Give the entries again, word for word.

● ● ●

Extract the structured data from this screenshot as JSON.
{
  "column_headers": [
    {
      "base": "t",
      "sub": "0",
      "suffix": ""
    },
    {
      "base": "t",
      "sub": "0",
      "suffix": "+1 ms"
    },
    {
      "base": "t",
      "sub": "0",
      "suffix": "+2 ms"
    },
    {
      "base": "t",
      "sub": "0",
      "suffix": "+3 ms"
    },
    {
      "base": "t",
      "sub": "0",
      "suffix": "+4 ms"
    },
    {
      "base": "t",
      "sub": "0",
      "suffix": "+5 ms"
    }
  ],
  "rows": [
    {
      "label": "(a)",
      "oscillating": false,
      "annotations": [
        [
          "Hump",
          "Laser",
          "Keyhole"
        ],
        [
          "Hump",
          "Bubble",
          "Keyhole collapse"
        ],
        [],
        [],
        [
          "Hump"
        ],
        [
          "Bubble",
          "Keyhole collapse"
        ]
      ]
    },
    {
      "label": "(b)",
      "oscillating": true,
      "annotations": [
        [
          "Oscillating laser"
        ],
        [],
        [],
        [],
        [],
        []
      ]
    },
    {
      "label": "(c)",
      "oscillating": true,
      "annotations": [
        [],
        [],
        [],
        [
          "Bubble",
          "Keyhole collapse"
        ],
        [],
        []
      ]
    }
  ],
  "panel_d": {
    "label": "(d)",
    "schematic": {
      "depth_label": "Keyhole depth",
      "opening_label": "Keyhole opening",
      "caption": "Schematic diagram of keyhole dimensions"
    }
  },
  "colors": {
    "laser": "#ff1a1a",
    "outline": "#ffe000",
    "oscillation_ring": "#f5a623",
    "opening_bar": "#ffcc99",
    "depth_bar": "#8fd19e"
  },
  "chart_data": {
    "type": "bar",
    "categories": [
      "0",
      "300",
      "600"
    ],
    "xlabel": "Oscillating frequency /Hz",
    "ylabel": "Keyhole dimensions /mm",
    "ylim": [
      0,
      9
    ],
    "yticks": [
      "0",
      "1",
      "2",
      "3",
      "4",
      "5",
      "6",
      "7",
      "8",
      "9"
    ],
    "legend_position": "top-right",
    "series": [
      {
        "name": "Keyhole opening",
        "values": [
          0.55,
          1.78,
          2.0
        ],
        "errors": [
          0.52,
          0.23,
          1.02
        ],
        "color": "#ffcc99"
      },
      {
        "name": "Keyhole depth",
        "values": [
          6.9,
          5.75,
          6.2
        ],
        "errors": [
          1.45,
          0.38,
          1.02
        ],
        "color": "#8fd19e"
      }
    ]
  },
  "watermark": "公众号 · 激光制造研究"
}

● ● ●

◆ Solved exercise:
Extract the structured data from this screenshot as JSON.
{
  "column_headers": [
    {
      "base": "t",
      "sub": "0",
      "suffix": ""
    },
    {
      "base": "t",
      "sub": "0",
      "suffix": "+1 ms"
    },
    {
      "base": "t",
      "sub": "0",
      "suffix": "+2 ms"
    },
    {
      "base": "t",
      "sub": "0",
      "suffix": "+3 ms"
    },
    {
      "base": "t",
      "sub": "0",
      "suffix": "+4 ms"
    },
    {
      "base": "t",
      "sub": "0",
      "suffix": "+5 ms"
    }
  ],
  "rows": [
    {
      "label": "(a)",
      "oscillating": false,
      "annotations": [
        [
          "Hump",
          "Laser",
          "Keyhole"
        ],
        [
          "Hump",
          "Bubble",
          "Keyhole collapse"
        ],
        [],
        [],
        [
          "Hump"
        ],
        [
          "Bubble",
          "Keyhole collapse"
        ]
      ]
    },
    {
      "label": "(b)",
      "oscillating": true,
      "annotations": [
        [
          "Oscillating laser"
        ],
        [],
        [],
        [],
        [],
        []
      ]
    },
    {
      "label": "(c)",
      "oscillating": true,
      "annotations": [
        [],
        [],
        [],
        [
          "Bubble",
          "Keyhole collapse"
        ],
        [],
        []
      ]
    }
  ],
  "panel_d": {
    "label": "(d)",
    "schematic": {
      "depth_label": "Keyhole depth",
      "opening_label": "Keyhole opening",
      "caption": "Schematic diagram of keyhole dimensions"
    }
  },
  "colors": {
    "laser": "#ff1a1a",
    "outline": "#ffe000",
    "oscillation_ring": "#f5a623",
    "opening_bar": "#ffcc99",
    "depth_bar": "#8fd19e"
  },
  "chart_data": {
    "type": "bar",
    "categories": [
      "0",
      "300",
      "600"
    ],
    "xlabel": "Oscillating frequency /Hz",
    "ylabel": "Keyhole dimensions /mm",
    "ylim": [
      0,
      9
    ],
    "yticks": [
      "0",
      "1",
      "2",
      "3",
      "4",
      "5",
      "6",
      "7",
      "8",
      "9"
    ],
    "legend_position": "top-right",
    "series": [
      {
        "name": "Keyhole opening",
        "values": [
          0.55,
          1.78,
          2.0
        ],
        "errors": [
          0.52,
          0.23,
          1.02
        ],
        "color": "#ffcc99"
      },
      {
        "name": "Keyhole depth",
        "values": [
          6.9,
          5.75,
          6.2
        ],
        "errors": [
          1.45,
          0.38,
          1.02
        ],
        "color": "#8fd19e"
      }
    ]
  },
  "watermark": "公众号 · 激光制造研究"
}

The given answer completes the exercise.